Legal claims defining the scope of protection. Each claim is shown in both the original legal language and a plain English translation.

Claim 1

Original Legal Text

1. A speech/audio signal processing method, comprising: when a speech/audio signal switches from a wide frequency signal to a narrow frequency signal, obtaining, by a decoder, an initial high frequency signal corresponding to the narrow frequency signal; obtaining, by the decoder, a time-domain global gain parameter of the initial high frequency signal according to a spectrum tilt parameter of the current frame of speech/audio signal and a correlation between a narrow frequency signal of the current frame and a narrow frequency signal of a historical frame; performing, by the decoder, weighting processing on an energy ratio and the time-domain global gain parameter, and using an obtained weighted value as a predicted global gain parameter, wherein the energy ratio is a ratio between energy of a historical frame of high frequency time-domain signal and energy of a current frame of initial high frequency signal; correcting, by the decoder, the initial high frequency signal by using the predicted global gain parameter, to obtain a corrected high frequency time-domain signal; and synthesizing, by the decoder, a narrow frequency time-domain signal of the current frame and the corrected high frequency time-domain signal and outputting, by the decoder, the synthesized signal.

Plain English Translation

A speech/audio decoder processes signals switching from wideband to narrowband. It obtains an initial high-frequency signal representing the narrowband signal. The decoder calculates a time-domain global gain parameter based on the current frame's spectrum tilt and the correlation between current and past narrowband signals. It weights the time-domain global gain parameter with an energy ratio (historical high-frequency energy vs. current initial high-frequency energy) to predict a global gain. This predicted gain corrects the initial high-frequency signal, creating a corrected high-frequency signal, which is then combined with the current narrowband signal for output.

EXERCISE 1:
Decide whether each statement below agrees with the speech/audio claim text. Answer yes or no for each, and quote the words of the text that settle it.
(a) The energy ratio compares the energy of a historical frame of high frequency time-domain signal with the energy of the current frame of initial high frequency signal.
(b) The time-domain global gain parameter is obtained from a spectrum tilt parameter of a historical frame.
(c) The method applies when a speech/audio signal switches from a narrow frequency signal to a wide frequency signal.
EXERCISE 2: Continue the speech/audio claim text from the point where it stops.

SUPPLIED ENTRIES:
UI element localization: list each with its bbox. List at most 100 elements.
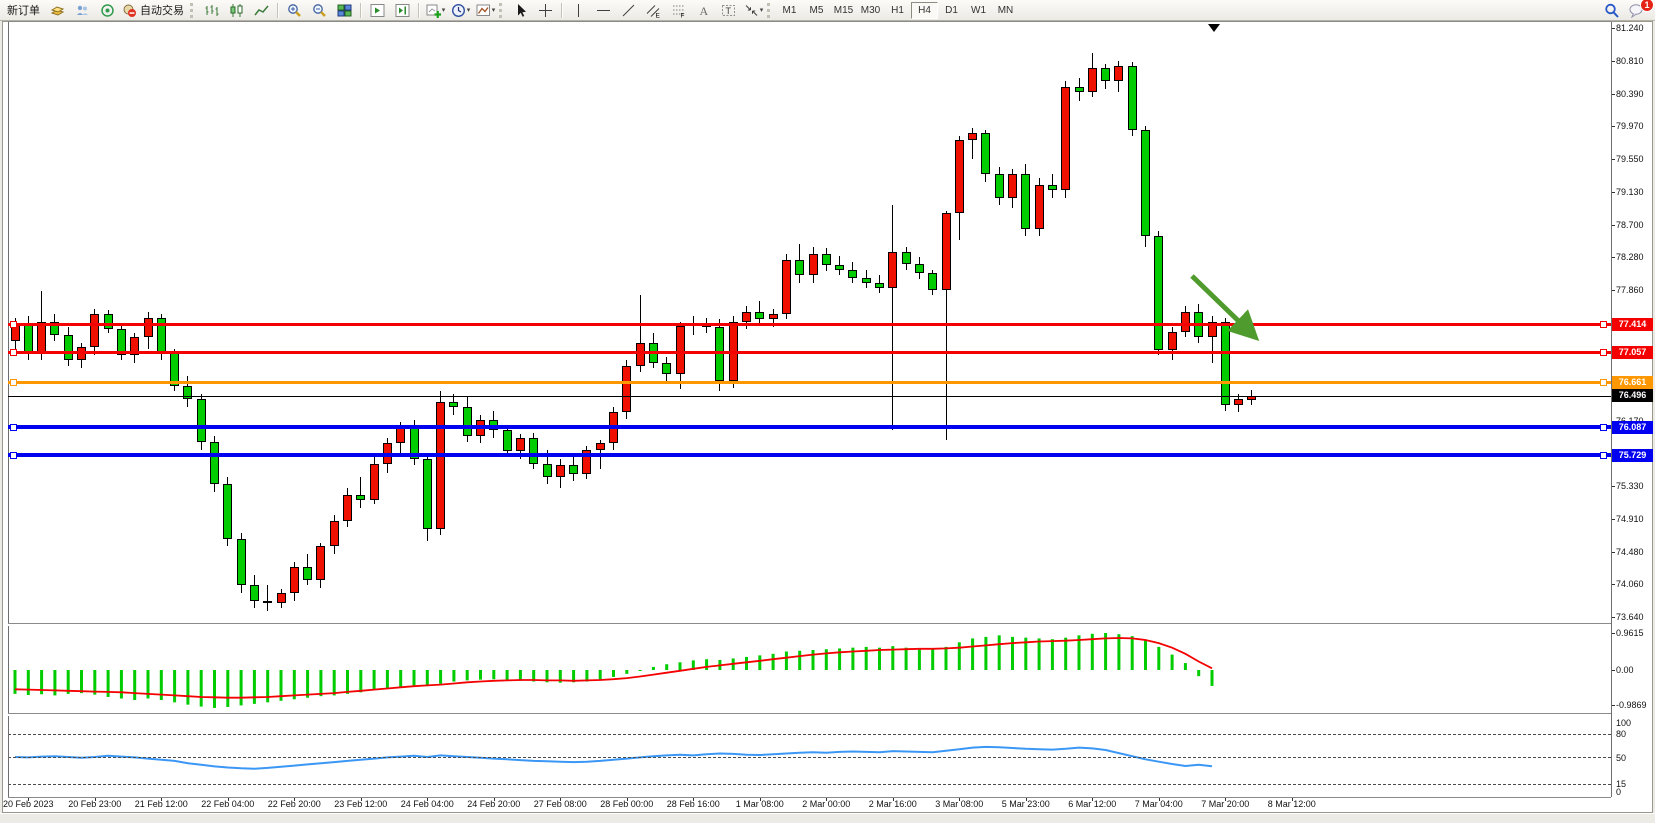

* * *

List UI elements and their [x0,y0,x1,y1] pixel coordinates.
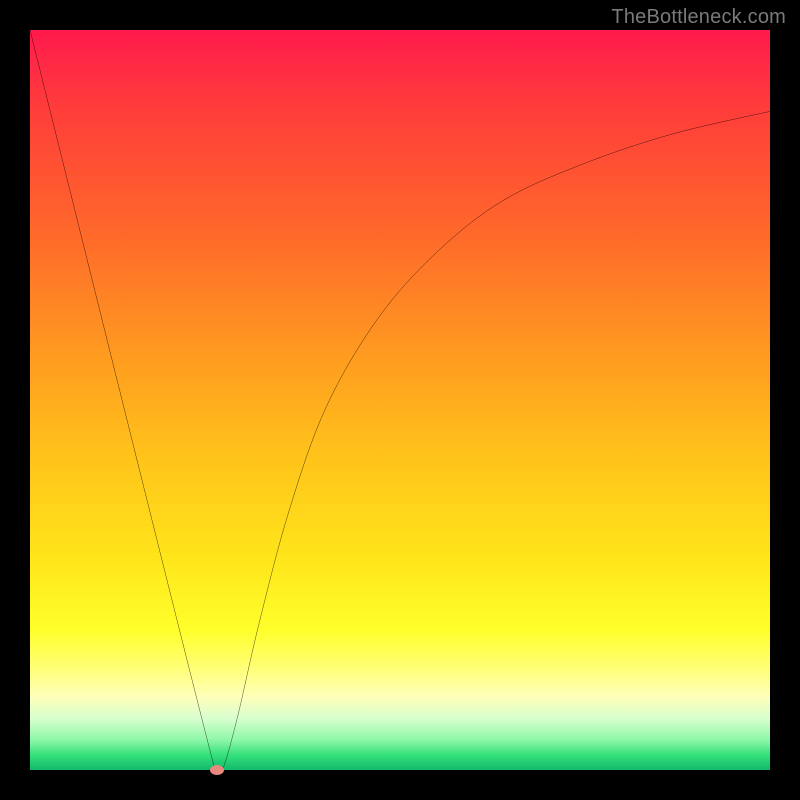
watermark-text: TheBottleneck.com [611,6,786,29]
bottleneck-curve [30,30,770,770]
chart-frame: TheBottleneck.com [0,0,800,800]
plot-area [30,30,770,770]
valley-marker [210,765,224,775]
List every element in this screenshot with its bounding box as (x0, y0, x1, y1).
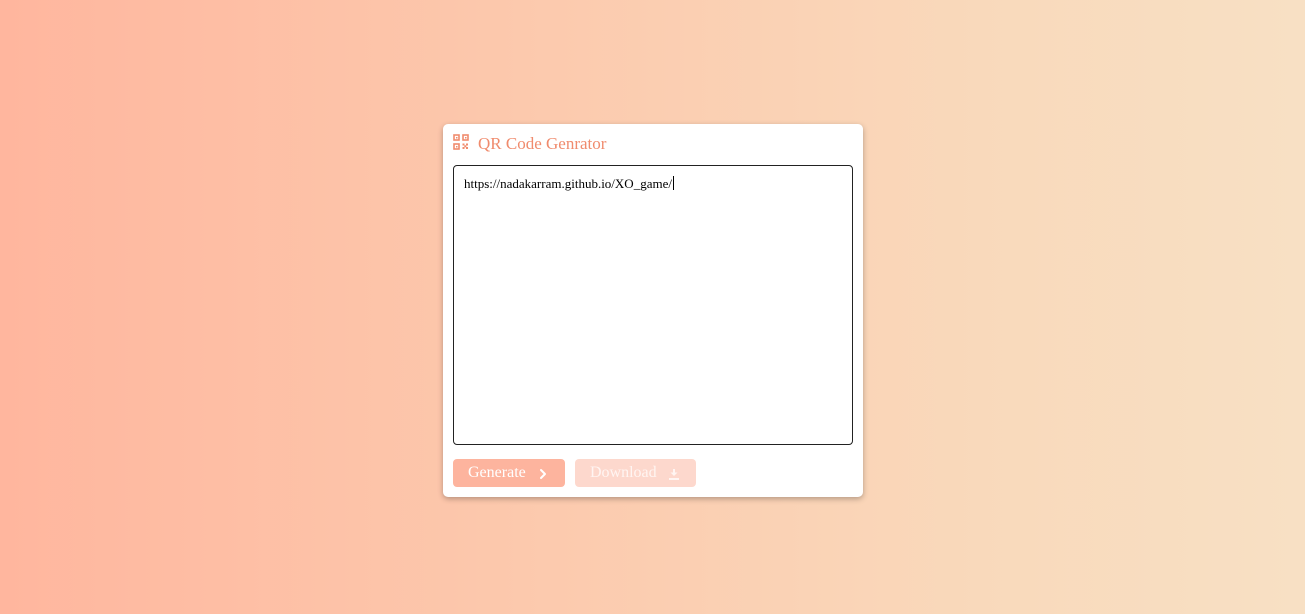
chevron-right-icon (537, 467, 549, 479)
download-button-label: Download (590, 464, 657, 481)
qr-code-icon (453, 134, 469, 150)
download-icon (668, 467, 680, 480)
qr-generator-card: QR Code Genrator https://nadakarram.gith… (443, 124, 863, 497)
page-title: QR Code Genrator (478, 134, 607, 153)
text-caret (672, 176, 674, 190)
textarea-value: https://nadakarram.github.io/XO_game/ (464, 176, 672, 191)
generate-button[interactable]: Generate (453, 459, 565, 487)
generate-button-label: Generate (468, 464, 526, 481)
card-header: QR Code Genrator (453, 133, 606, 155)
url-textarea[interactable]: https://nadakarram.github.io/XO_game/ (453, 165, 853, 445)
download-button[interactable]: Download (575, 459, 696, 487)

EXPECTED ANSWER 1:
(a) Yes: "the energy ratio is a ratio between energy of a historical frame of high frequency time-domain signal and energy of a current frame of initial high frequency signal"
(b) No: "according to a spectrum tilt parameter of the current frame of speech/audio signal"
(c) No: "when a speech/audio signal switches from a wide frequency signal to a narrow frequency signal"

EXPECTED ANSWER 2:
Claim 2

Original Legal Text

2. The method according to claim 1 , wherein the obtaining a time-domain global gain parameter of the initial high frequency signal according to a spectrum tilt parameter of the current frame of speech/audio signal and a correlation between a narrow frequency signal of the current frame and a narrow frequency signal of a historical frame comprises: classifying the current frame of speech/audio signal as a first type of signal or a second type of signal according to the spectrum tilt parameter of the current frame of speech/audio signal and the correlation between the narrow frequency signal of the current frame and the narrow frequency signal of the historical frame; when the current frame of speech/audio signal is a first type of signal, limiting the spectrum tilt parameter to less than or equal to a first predetermined value, to obtain a limited spectrum tilt parameter value; when the current frame of speech/audio signal is a second type of signal, limiting the spectrum tilt parameter to a value in a first range, to obtain a limited spectrum tilt parameter value; and using the limited spectrum tilt parameter value as the time-domain global gain parameter of the initial high frequency signal.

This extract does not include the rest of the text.